**WHAT YOU WILL DO**: Go through the records line by line and work out how many lines hold the word "disokong". Answer with the number only.
┌──
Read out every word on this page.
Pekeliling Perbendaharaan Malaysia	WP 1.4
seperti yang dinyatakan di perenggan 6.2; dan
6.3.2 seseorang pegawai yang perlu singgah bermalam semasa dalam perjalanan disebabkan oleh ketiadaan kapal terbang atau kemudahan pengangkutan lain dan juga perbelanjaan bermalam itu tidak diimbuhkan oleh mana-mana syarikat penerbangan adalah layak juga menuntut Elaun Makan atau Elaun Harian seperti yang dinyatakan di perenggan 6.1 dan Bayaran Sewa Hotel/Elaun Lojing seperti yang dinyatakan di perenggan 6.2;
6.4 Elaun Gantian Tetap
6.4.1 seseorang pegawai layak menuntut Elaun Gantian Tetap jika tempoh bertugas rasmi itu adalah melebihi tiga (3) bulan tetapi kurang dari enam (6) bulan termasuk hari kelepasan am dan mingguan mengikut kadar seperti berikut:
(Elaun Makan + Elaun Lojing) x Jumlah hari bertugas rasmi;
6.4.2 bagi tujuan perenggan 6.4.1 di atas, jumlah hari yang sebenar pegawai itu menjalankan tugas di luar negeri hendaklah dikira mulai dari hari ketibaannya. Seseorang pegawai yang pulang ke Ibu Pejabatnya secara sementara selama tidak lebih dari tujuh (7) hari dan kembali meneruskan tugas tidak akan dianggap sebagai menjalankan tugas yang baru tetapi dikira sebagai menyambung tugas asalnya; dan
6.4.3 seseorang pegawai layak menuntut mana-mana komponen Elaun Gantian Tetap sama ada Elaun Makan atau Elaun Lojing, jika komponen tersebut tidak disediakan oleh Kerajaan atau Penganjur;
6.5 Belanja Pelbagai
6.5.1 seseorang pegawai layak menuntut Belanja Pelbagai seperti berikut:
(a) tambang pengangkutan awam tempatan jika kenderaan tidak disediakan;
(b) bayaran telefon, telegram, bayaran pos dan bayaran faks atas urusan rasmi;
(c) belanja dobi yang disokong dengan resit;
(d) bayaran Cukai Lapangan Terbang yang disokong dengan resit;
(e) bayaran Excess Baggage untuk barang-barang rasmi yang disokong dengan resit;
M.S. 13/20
└──
**RESPONSE TO THE EXERCISE**: 3